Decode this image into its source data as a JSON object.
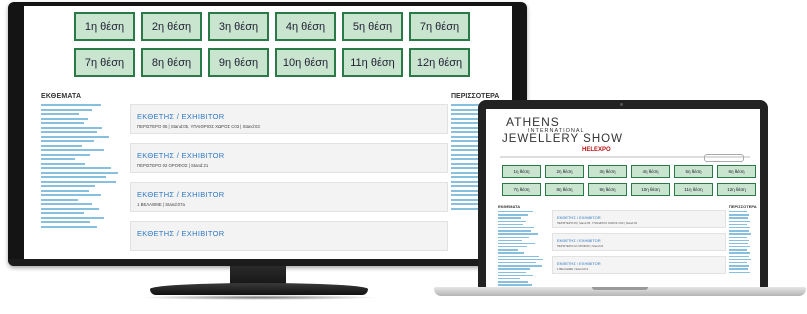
{
  "monitor": {
    "positions_row1": [
      "1η θέση",
      "2η θέση",
      "3η θέση",
      "4η θέση",
      "5η θέση",
      "7η θέση"
    ],
    "positions_row2": [
      "7η θέση",
      "8η θέση",
      "9η θέση",
      "10η θέση",
      "11η θέση",
      "12η θέση"
    ],
    "sidebar_title": "ΕΚΘΕΜΑΤΑ",
    "right_title": "ΠΕΡΙΣΣΟΤΕΡΑ",
    "cards": [
      {
        "title": "ΕΚΘΕΤΗΣ / EXHIBITOR",
        "sub": "ΠΕΡΙΣΤΕΡΟ 05 | Stand:05, ΥΠΑΙΘΡΙΟΣ ΧΩΡΟΣ C03 | Stand:03"
      },
      {
        "title": "ΕΚΘΕΤΗΣ / EXHIBITOR",
        "sub": "ΠΕΡΙΣΤΕΡΟ 02 ΟΡΟΦΟΣ | Stand:21"
      },
      {
        "title": "ΕΚΘΕΤΗΣ / EXHIBITOR",
        "sub": "1 ΒΕΛΑΘΜΕ | Stand:07a"
      },
      {
        "title": "ΕΚΘΕΤΗΣ / EXHIBITOR",
        "sub": ""
      }
    ]
  },
  "laptop": {
    "logo_line1": "ATHENS",
    "logo_line2": "INTERNATIONAL",
    "logo_line3": "JEWELLERY SHOW",
    "logo_brand": "HELEXPO",
    "positions_row1": [
      "1η θέση",
      "2η θέση",
      "3η θέση",
      "4η θέση",
      "5η θέση",
      "6η θέση"
    ],
    "positions_row2": [
      "7η θέση",
      "8η θέση",
      "9η θέση",
      "10η θέση",
      "11η θέση",
      "12η θέση"
    ],
    "sidebar_title": "ΕΚΘΕΜΑΤΑ",
    "right_title": "ΠΕΡΙΣΣΟΤΕΡΑ",
    "cards": [
      {
        "title": "ΕΚΘΕΤΗΣ / EXHIBITOR",
        "sub": "ΠΕΡΙΣΤΕΡΟ 05 | Stand:05, ΥΠΑΙΘΡΙΟΣ ΧΩΡΟΣ C03 | Stand:03"
      },
      {
        "title": "ΕΚΘΕΤΗΣ / EXHIBITOR",
        "sub": "ΠΕΡΙΣΤΕΡΟ 02 ΟΡΟΦΟΣ | Stand:21"
      },
      {
        "title": "ΕΚΘΕΤΗΣ / EXHIBITOR",
        "sub": "1 ΒΕΛΑΘΜΕ | Stand:07a"
      }
    ]
  }
}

• [EXERCISE DIRECTIONS]: Copy out the listing exactly as it stands, but not the pictures.

• [COMPLETED TASK]:
Decode this image into its source data as a JSON object.
{
  "monitor": {
    "positions_row1": [
      "1η θέση",
      "2η θέση",
      "3η θέση",
      "4η θέση",
      "5η θέση",
      "7η θέση"
    ],
    "positions_row2": [
      "7η θέση",
      "8η θέση",
      "9η θέση",
      "10η θέση",
      "11η θέση",
      "12η θέση"
    ],
    "sidebar_title": "ΕΚΘΕΜΑΤΑ",
    "right_title": "ΠΕΡΙΣΣΟΤΕΡΑ",
    "cards": [
      {
        "title": "ΕΚΘΕΤΗΣ / EXHIBITOR",
        "sub": "ΠΕΡΙΣΤΕΡΟ 05 | Stand:05, ΥΠΑΙΘΡΙΟΣ ΧΩΡΟΣ C03 | Stand:03"
      },
      {
        "title": "ΕΚΘΕΤΗΣ / EXHIBITOR",
        "sub": "ΠΕΡΙΣΤΕΡΟ 02 ΟΡΟΦΟΣ | Stand:21"
      },
      {
        "title": "ΕΚΘΕΤΗΣ / EXHIBITOR",
        "sub": "1 ΒΕΛΑΘΜΕ | Stand:07a"
      },
      {
        "title": "ΕΚΘΕΤΗΣ / EXHIBITOR",
        "sub": ""
      }
    ]
  },
  "laptop": {
    "logo_line1": "ATHENS",
    "logo_line2": "INTERNATIONAL",
    "logo_line3": "JEWELLERY SHOW",
    "logo_brand": "HELEXPO",
    "positions_row1": [
      "1η θέση",
      "2η θέση",
      "3η θέση",
      "4η θέση",
      "5η θέση",
      "6η θέση"
    ],
    "positions_row2": [
      "7η θέση",
      "8η θέση",
      "9η θέση",
      "10η θέση",
      "11η θέση",
      "12η θέση"
    ],
    "sidebar_title": "ΕΚΘΕΜΑΤΑ",
    "right_title": "ΠΕΡΙΣΣΟΤΕΡΑ",
    "cards": [
      {
        "title": "ΕΚΘΕΤΗΣ / EXHIBITOR",
        "sub": "ΠΕΡΙΣΤΕΡΟ 05 | Stand:05, ΥΠΑΙΘΡΙΟΣ ΧΩΡΟΣ C03 | Stand:03"
      },
      {
        "title": "ΕΚΘΕΤΗΣ / EXHIBITOR",
        "sub": "ΠΕΡΙΣΤΕΡΟ 02 ΟΡΟΦΟΣ | Stand:21"
      },
      {
        "title": "ΕΚΘΕΤΗΣ / EXHIBITOR",
        "sub": "1 ΒΕΛΑΘΜΕ | Stand:07a"
      }
    ]
  }
}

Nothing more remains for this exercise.